— START LISTING —

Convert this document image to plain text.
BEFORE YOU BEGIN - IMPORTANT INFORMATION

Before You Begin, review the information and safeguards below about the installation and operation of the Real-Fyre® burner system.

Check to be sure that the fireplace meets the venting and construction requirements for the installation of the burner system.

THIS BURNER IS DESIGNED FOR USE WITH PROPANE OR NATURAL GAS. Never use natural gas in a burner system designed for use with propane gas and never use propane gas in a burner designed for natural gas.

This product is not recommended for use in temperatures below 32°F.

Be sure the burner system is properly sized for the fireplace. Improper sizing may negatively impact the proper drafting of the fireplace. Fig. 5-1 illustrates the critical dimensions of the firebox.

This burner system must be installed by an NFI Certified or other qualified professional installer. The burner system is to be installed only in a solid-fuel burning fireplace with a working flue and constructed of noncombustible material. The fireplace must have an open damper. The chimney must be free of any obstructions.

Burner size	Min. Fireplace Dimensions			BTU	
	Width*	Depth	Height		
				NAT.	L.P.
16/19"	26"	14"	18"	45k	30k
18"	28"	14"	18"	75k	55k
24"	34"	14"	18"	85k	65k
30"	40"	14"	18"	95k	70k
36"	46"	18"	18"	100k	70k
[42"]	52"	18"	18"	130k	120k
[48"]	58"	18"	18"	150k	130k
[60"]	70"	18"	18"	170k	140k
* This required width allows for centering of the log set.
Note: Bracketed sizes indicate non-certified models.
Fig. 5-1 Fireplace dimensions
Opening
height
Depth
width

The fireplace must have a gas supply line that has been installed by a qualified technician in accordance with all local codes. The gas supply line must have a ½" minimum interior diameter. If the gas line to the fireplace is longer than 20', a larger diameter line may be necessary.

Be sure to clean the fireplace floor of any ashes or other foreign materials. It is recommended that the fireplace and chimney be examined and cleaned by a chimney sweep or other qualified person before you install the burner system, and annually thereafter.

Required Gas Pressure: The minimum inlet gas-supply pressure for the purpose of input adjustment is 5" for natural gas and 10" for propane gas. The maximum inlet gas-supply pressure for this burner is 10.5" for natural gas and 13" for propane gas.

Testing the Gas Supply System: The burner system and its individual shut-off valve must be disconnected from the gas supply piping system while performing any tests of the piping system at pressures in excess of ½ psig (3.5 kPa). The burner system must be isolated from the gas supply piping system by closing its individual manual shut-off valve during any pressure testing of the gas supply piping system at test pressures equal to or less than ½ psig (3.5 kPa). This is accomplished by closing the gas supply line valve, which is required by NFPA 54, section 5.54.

— END LISTING —

**DIRECTION**
All of the entries above need to be reproduced exactly.

**THE COMPLETED TASK**
Convert this document image to plain text.
BEFORE YOU BEGIN - IMPORTANT INFORMATION

Before You Begin, review the information and safeguards below about the installation and operation of the Real-Fyre® burner system.

Check to be sure that the fireplace meets the venting and construction requirements for the installation of the burner system.

THIS BURNER IS DESIGNED FOR USE WITH PROPANE OR NATURAL GAS. Never use natural gas in a burner system designed for use with propane gas and never use propane gas in a burner designed for natural gas.

This product is not recommended for use in temperatures below 32°F.

Be sure the burner system is properly sized for the fireplace. Improper sizing may negatively impact the proper drafting of the fireplace. Fig. 5-1 illustrates the critical dimensions of the firebox.

This burner system must be installed by an NFI Certified or other qualified professional installer. The burner system is to be installed only in a solid-fuel burning fireplace with a working flue and constructed of noncombustible material. The fireplace must have an open damper. The chimney must be free of any obstructions.

Burner size	Min. Fireplace Dimensions			BTU	
	Width*	Depth	Height		
				NAT.	L.P.
16/19"	26"	14"	18"	45k	30k
18"	28"	14"	18"	75k	55k
24"	34"	14"	18"	85k	65k
30"	40"	14"	18"	95k	70k
36"	46"	18"	18"	100k	70k
[42"]	52"	18"	18"	130k	120k
[48"]	58"	18"	18"	150k	130k
[60"]	70"	18"	18"	170k	140k
* This required width allows for centering of the log set.
Note: Bracketed sizes indicate non-certified models.
Fig. 5-1 Fireplace dimensions
Opening
height
Depth
width

The fireplace must have a gas supply line that has been installed by a qualified technician in accordance with all local codes. The gas supply line must have a ½" minimum interior diameter. If the gas line to the fireplace is longer than 20', a larger diameter line may be necessary.

Be sure to clean the fireplace floor of any ashes or other foreign materials. It is recommended that the fireplace and chimney be examined and cleaned by a chimney sweep or other qualified person before you install the burner system, and annually thereafter.

Required Gas Pressure: The minimum inlet gas-supply pressure for the purpose of input adjustment is 5" for natural gas and 10" for propane gas. The maximum inlet gas-supply pressure for this burner is 10.5" for natural gas and 13" for propane gas.

Testing the Gas Supply System: The burner system and its individual shut-off valve must be disconnected from the gas supply piping system while performing any tests of the piping system at pressures in excess of ½ psig (3.5 kPa). The burner system must be isolated from the gas supply piping system by closing its individual manual shut-off valve during any pressure testing of the gas supply piping system at test pressures equal to or less than ½ psig (3.5 kPa). This is accomplished by closing the gas supply line valve, which is required by NFPA 54, section 5.54.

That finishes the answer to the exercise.